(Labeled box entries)
Start

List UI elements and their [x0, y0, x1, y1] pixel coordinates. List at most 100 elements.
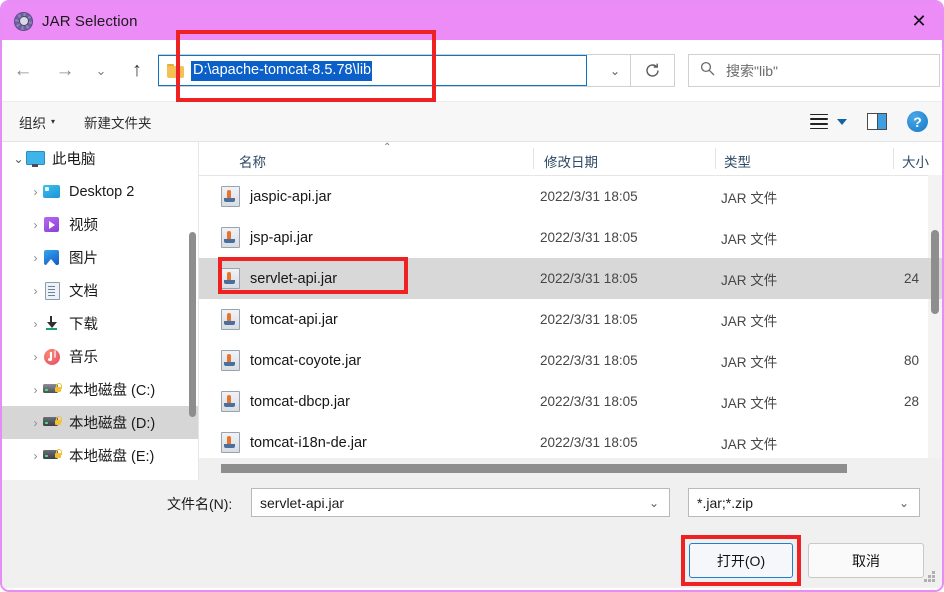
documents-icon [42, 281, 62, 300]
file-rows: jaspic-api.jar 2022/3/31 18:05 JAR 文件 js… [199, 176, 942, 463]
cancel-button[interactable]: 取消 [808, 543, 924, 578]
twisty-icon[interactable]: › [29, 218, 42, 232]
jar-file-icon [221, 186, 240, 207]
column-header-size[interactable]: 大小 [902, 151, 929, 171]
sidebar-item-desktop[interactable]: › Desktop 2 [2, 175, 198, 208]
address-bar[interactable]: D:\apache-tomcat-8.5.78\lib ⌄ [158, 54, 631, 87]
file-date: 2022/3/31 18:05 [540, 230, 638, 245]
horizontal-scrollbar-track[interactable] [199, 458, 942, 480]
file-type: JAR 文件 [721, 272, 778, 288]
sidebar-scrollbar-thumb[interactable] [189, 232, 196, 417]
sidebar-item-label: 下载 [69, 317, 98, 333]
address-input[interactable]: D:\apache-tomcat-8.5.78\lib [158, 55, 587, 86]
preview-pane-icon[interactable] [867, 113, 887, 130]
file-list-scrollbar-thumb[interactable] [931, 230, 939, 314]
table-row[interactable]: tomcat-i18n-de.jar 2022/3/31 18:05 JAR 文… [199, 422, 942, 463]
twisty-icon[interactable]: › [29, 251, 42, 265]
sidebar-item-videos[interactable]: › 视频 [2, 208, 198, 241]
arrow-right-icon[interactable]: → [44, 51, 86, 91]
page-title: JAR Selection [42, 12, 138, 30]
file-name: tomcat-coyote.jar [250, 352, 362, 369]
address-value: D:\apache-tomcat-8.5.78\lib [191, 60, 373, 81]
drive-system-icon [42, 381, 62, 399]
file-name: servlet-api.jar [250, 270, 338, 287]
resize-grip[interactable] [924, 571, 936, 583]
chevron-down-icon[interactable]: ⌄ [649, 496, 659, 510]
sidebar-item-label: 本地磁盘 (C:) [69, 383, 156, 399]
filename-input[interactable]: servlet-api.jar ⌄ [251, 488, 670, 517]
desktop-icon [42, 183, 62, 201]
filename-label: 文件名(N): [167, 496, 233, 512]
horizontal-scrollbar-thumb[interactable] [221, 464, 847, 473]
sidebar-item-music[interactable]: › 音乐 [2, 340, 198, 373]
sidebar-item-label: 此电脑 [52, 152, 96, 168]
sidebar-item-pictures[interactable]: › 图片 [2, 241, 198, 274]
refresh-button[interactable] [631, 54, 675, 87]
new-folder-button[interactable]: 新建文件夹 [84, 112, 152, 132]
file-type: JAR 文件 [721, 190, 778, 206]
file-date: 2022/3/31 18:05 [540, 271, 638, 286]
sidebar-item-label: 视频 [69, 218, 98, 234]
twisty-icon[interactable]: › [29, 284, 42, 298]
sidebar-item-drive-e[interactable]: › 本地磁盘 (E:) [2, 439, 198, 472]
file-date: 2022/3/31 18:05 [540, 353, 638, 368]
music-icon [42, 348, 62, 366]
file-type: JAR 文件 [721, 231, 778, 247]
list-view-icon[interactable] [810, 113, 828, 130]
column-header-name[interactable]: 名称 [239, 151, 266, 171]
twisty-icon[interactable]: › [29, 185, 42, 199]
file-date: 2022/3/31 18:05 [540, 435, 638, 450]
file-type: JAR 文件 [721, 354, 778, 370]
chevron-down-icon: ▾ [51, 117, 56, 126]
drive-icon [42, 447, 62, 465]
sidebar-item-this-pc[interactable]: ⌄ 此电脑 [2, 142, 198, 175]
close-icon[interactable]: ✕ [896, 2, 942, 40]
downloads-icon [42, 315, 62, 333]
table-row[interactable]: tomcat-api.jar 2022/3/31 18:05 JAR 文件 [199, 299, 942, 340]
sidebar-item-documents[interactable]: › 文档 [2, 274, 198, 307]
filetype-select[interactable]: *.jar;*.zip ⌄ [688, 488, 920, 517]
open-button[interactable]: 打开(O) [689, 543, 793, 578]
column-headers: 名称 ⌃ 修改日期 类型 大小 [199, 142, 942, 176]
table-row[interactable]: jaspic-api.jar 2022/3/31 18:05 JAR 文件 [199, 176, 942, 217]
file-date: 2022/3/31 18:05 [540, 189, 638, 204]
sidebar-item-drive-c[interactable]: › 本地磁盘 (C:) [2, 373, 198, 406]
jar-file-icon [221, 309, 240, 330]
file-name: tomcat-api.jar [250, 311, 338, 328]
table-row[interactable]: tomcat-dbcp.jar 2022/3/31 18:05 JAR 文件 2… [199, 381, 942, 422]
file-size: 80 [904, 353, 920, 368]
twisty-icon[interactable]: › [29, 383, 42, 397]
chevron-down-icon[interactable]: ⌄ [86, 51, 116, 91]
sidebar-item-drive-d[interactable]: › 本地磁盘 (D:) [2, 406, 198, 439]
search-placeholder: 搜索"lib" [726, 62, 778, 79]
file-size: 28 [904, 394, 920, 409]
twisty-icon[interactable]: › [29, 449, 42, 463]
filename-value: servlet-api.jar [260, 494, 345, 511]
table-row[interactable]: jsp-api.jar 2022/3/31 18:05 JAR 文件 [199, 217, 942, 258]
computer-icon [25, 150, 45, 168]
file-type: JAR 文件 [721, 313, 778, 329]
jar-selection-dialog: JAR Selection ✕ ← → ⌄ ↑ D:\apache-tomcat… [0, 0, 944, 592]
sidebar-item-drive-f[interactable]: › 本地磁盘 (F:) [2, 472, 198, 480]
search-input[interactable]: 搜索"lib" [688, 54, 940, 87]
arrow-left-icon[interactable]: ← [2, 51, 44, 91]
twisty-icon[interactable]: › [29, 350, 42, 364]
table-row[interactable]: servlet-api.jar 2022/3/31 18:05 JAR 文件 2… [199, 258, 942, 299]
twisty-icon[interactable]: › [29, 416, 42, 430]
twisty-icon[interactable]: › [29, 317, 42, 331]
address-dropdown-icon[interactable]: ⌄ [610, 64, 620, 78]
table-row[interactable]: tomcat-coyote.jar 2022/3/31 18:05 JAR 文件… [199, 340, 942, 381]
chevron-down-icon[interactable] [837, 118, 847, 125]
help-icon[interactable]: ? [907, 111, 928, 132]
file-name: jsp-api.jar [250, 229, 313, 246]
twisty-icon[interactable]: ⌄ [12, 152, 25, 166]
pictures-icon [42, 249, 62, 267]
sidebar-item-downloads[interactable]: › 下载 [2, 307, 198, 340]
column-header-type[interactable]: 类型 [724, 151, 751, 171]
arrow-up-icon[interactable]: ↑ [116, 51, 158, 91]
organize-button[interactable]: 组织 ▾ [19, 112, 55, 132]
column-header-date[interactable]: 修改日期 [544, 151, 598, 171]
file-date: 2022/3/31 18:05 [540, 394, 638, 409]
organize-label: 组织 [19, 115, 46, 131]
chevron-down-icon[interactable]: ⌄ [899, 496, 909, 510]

End

WHAT YOU WILL DO: Update the entries by changing every "twisty-icon" to "expander-icon" and leaving everything else as it is. Leave the pictures out of your answer.

FINAL ANSWER:
List UI elements and their [x0, y0, x1, y1] pixel coordinates. List at most 100 elements.
documents-icon [42, 281, 62, 300]
file-rows: jaspic-api.jar 2022/3/31 18:05 JAR 文件 js… [199, 176, 942, 463]
cancel-button[interactable]: 取消 [808, 543, 924, 578]
expander-icon[interactable]: › [29, 218, 42, 232]
jar-file-icon [221, 186, 240, 207]
column-header-size[interactable]: 大小 [902, 151, 929, 171]
sidebar-item-desktop[interactable]: › Desktop 2 [2, 175, 198, 208]
address-bar[interactable]: D:\apache-tomcat-8.5.78\lib ⌄ [158, 54, 631, 87]
file-date: 2022/3/31 18:05 [540, 230, 638, 245]
horizontal-scrollbar-track[interactable] [199, 458, 942, 480]
file-type: JAR 文件 [721, 272, 778, 288]
sidebar-scrollbar-thumb[interactable] [189, 232, 196, 417]
sidebar-item-label: 下载 [69, 317, 98, 333]
address-input[interactable]: D:\apache-tomcat-8.5.78\lib [158, 55, 587, 86]
preview-pane-icon[interactable] [867, 113, 887, 130]
file-list-scrollbar-thumb[interactable] [931, 230, 939, 314]
table-row[interactable]: tomcat-i18n-de.jar 2022/3/31 18:05 JAR 文… [199, 422, 942, 463]
expander-icon[interactable]: › [29, 251, 42, 265]
sidebar-item-videos[interactable]: › 视频 [2, 208, 198, 241]
arrow-right-icon[interactable]: → [44, 51, 86, 91]
page-title: JAR Selection [42, 12, 138, 30]
file-name: tomcat-coyote.jar [250, 352, 362, 369]
address-value: D:\apache-tomcat-8.5.78\lib [191, 60, 373, 81]
drive-system-icon [42, 381, 62, 399]
file-name: servlet-api.jar [250, 270, 338, 287]
resize-grip[interactable] [924, 571, 936, 583]
chevron-down-icon[interactable]: ⌄ [649, 496, 659, 510]
sidebar-item-label: 本地磁盘 (C:) [69, 383, 156, 399]
filename-input[interactable]: servlet-api.jar ⌄ [251, 488, 670, 517]
desktop-icon [42, 183, 62, 201]
filename-label: 文件名(N): [167, 496, 233, 512]
horizontal-scrollbar-thumb[interactable] [221, 464, 847, 473]
sidebar-item-music[interactable]: › 音乐 [2, 340, 198, 373]
sidebar-item-label: 此电脑 [52, 152, 96, 168]
sidebar-item-pictures[interactable]: › 图片 [2, 241, 198, 274]
refresh-button[interactable] [631, 54, 675, 87]
new-folder-button[interactable]: 新建文件夹 [84, 112, 152, 132]
file-type: JAR 文件 [721, 190, 778, 206]
file-date: 2022/3/31 18:05 [540, 271, 638, 286]
sidebar-item-label: 视频 [69, 218, 98, 234]
expander-icon[interactable]: › [29, 284, 42, 298]
sidebar-item-drive-e[interactable]: › 本地磁盘 (E:) [2, 439, 198, 472]
file-date: 2022/3/31 18:05 [540, 353, 638, 368]
music-icon [42, 348, 62, 366]
file-type: JAR 文件 [721, 231, 778, 247]
list-view-icon[interactable] [810, 113, 828, 130]
column-header-name[interactable]: 名称 [239, 151, 266, 171]
expander-icon[interactable]: › [29, 185, 42, 199]
file-date: 2022/3/31 18:05 [540, 435, 638, 450]
file-type: JAR 文件 [721, 354, 778, 370]
chevron-down-icon: ▾ [51, 117, 56, 126]
drive-icon [42, 447, 62, 465]
sidebar-item-this-pc[interactable]: ⌄ 此电脑 [2, 142, 198, 175]
close-icon[interactable]: ✕ [896, 2, 942, 40]
downloads-icon [42, 315, 62, 333]
table-row[interactable]: tomcat-api.jar 2022/3/31 18:05 JAR 文件 [199, 299, 942, 340]
sidebar-item-documents[interactable]: › 文档 [2, 274, 198, 307]
filetype-select[interactable]: *.jar;*.zip ⌄ [688, 488, 920, 517]
open-button[interactable]: 打开(O) [689, 543, 793, 578]
column-headers: 名称 ⌃ 修改日期 类型 大小 [199, 142, 942, 176]
table-row[interactable]: jaspic-api.jar 2022/3/31 18:05 JAR 文件 [199, 176, 942, 217]
file-date: 2022/3/31 18:05 [540, 189, 638, 204]
sidebar-item-drive-c[interactable]: › 本地磁盘 (C:) [2, 373, 198, 406]
jar-file-icon [221, 309, 240, 330]
file-name: tomcat-api.jar [250, 311, 338, 328]
table-row[interactable]: tomcat-dbcp.jar 2022/3/31 18:05 JAR 文件 2… [199, 381, 942, 422]
file-size: 80 [904, 353, 920, 368]
expander-icon[interactable]: › [29, 383, 42, 397]
chevron-down-icon[interactable]: ⌄ [86, 51, 116, 91]
sidebar-item-drive-d[interactable]: › 本地磁盘 (D:) [2, 406, 198, 439]
search-placeholder: 搜索"lib" [726, 62, 778, 79]
file-size: 28 [904, 394, 920, 409]
expander-icon[interactable]: › [29, 449, 42, 463]
filename-value: servlet-api.jar [260, 494, 345, 511]
table-row[interactable]: jsp-api.jar 2022/3/31 18:05 JAR 文件 [199, 217, 942, 258]
computer-icon [25, 150, 45, 168]
file-type: JAR 文件 [721, 313, 778, 329]
jar-selection-dialog: JAR Selection ✕ ← → ⌄ ↑ D:\apache-tomcat… [0, 0, 944, 592]
sidebar-item-drive-f[interactable]: › 本地磁盘 (F:) [2, 472, 198, 480]
search-input[interactable]: 搜索"lib" [688, 54, 940, 87]
arrow-left-icon[interactable]: ← [2, 51, 44, 91]
expander-icon[interactable]: › [29, 350, 42, 364]
table-row[interactable]: servlet-api.jar 2022/3/31 18:05 JAR 文件 2… [199, 258, 942, 299]
expander-icon[interactable]: › [29, 416, 42, 430]
expander-icon[interactable]: › [29, 317, 42, 331]
address-dropdown-icon[interactable]: ⌄ [610, 64, 620, 78]
table-row[interactable]: tomcat-coyote.jar 2022/3/31 18:05 JAR 文件… [199, 340, 942, 381]
chevron-down-icon[interactable] [837, 118, 847, 125]
help-icon[interactable]: ? [907, 111, 928, 132]
file-name: jsp-api.jar [250, 229, 313, 246]
expander-icon[interactable]: ⌄ [12, 152, 25, 166]
pictures-icon [42, 249, 62, 267]
sidebar-item-downloads[interactable]: › 下载 [2, 307, 198, 340]
column-header-type[interactable]: 类型 [724, 151, 751, 171]
arrow-up-icon[interactable]: ↑ [116, 51, 158, 91]
organize-button[interactable]: 组织 ▾ [19, 112, 55, 132]
column-header-date[interactable]: 修改日期 [544, 151, 598, 171]
file-date: 2022/3/31 18:05 [540, 394, 638, 409]
organize-label: 组织 [19, 115, 46, 131]
chevron-down-icon[interactable]: ⌄ [899, 496, 909, 510]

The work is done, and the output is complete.